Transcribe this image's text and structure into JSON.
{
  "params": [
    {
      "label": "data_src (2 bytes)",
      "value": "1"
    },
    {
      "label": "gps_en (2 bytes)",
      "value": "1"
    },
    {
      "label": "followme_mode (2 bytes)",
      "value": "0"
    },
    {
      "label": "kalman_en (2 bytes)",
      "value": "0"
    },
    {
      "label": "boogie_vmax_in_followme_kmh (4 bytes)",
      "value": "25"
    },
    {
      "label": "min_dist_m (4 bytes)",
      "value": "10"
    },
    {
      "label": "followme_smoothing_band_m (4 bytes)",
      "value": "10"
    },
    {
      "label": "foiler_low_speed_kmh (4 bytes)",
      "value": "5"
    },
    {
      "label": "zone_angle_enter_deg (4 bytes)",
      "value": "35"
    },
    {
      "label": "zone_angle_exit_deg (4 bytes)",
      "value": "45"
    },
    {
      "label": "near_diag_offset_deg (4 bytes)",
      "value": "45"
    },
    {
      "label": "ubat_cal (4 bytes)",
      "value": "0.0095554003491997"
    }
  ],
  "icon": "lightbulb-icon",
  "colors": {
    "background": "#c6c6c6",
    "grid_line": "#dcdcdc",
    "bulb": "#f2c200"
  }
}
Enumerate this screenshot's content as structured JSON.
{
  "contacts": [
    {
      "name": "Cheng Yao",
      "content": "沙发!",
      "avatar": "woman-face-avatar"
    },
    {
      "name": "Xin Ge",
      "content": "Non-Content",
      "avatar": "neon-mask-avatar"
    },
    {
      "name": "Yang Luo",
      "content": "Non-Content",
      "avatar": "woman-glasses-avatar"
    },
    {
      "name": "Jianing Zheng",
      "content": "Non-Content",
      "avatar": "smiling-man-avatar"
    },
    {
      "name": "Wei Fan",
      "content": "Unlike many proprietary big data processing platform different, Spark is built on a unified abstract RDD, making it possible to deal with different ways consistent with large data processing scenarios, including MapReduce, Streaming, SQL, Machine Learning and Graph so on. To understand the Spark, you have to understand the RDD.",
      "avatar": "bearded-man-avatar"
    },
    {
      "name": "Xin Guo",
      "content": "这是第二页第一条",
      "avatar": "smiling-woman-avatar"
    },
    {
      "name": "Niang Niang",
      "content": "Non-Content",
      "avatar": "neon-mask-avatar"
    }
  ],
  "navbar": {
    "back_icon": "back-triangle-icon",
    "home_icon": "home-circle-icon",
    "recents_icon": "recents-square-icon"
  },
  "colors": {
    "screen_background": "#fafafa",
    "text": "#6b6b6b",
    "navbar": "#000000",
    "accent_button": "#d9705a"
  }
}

============

What to do:
Return the material exactly as it stands.

Written answer:
Transcribe this image's text and structure into JSON.
{
  "params": [
    {
      "label": "data_src (2 bytes)",
      "value": "1"
    },
    {
      "label": "gps_en (2 bytes)",
      "value": "1"
    },
    {
      "label": "followme_mode (2 bytes)",
      "value": "0"
    },
    {
      "label": "kalman_en (2 bytes)",
      "value": "0"
    },
    {
      "label": "boogie_vmax_in_followme_kmh (4 bytes)",
      "value": "25"
    },
    {
      "label": "min_dist_m (4 bytes)",
      "value": "10"
    },
    {
      "label": "followme_smoothing_band_m (4 bytes)",
      "value": "10"
    },
    {
      "label": "foiler_low_speed_kmh (4 bytes)",
      "value": "5"
    },
    {
      "label": "zone_angle_enter_deg (4 bytes)",
      "value": "35"
    },
    {
      "label": "zone_angle_exit_deg (4 bytes)",
      "value": "45"
    },
    {
      "label": "near_diag_offset_deg (4 bytes)",
      "value": "45"
    },
    {
      "label": "ubat_cal (4 bytes)",
      "value": "0.0095554003491997"
    }
  ],
  "icon": "lightbulb-icon",
  "colors": {
    "background": "#c6c6c6",
    "grid_line": "#dcdcdc",
    "bulb": "#f2c200"
  }
}
Enumerate this screenshot's content as structured JSON.
{
  "contacts": [
    {
      "name": "Cheng Yao",
      "content": "沙发!",
      "avatar": "woman-face-avatar"
    },
    {
      "name": "Xin Ge",
      "content": "Non-Content",
      "avatar": "neon-mask-avatar"
    },
    {
      "name": "Yang Luo",
      "content": "Non-Content",
      "avatar": "woman-glasses-avatar"
    },
    {
      "name": "Jianing Zheng",
      "content": "Non-Content",
      "avatar": "smiling-man-avatar"
    },
    {
      "name": "Wei Fan",
      "content": "Unlike many proprietary big data processing platform different, Spark is built on a unified abstract RDD, making it possible to deal with different ways consistent with large data processing scenarios, including MapReduce, Streaming, SQL, Machine Learning and Graph so on. To understand the Spark, you have to understand the RDD.",
      "avatar": "bearded-man-avatar"
    },
    {
      "name": "Xin Guo",
      "content": "这是第二页第一条",
      "avatar": "smiling-woman-avatar"
    },
    {
      "name": "Niang Niang",
      "content": "Non-Content",
      "avatar": "neon-mask-avatar"
    }
  ],
  "navbar": {
    "back_icon": "back-triangle-icon",
    "home_icon": "home-circle-icon",
    "recents_icon": "recents-square-icon"
  },
  "colors": {
    "screen_background": "#fafafa",
    "text": "#6b6b6b",
    "navbar": "#000000",
    "accent_button": "#d9705a"
  }
}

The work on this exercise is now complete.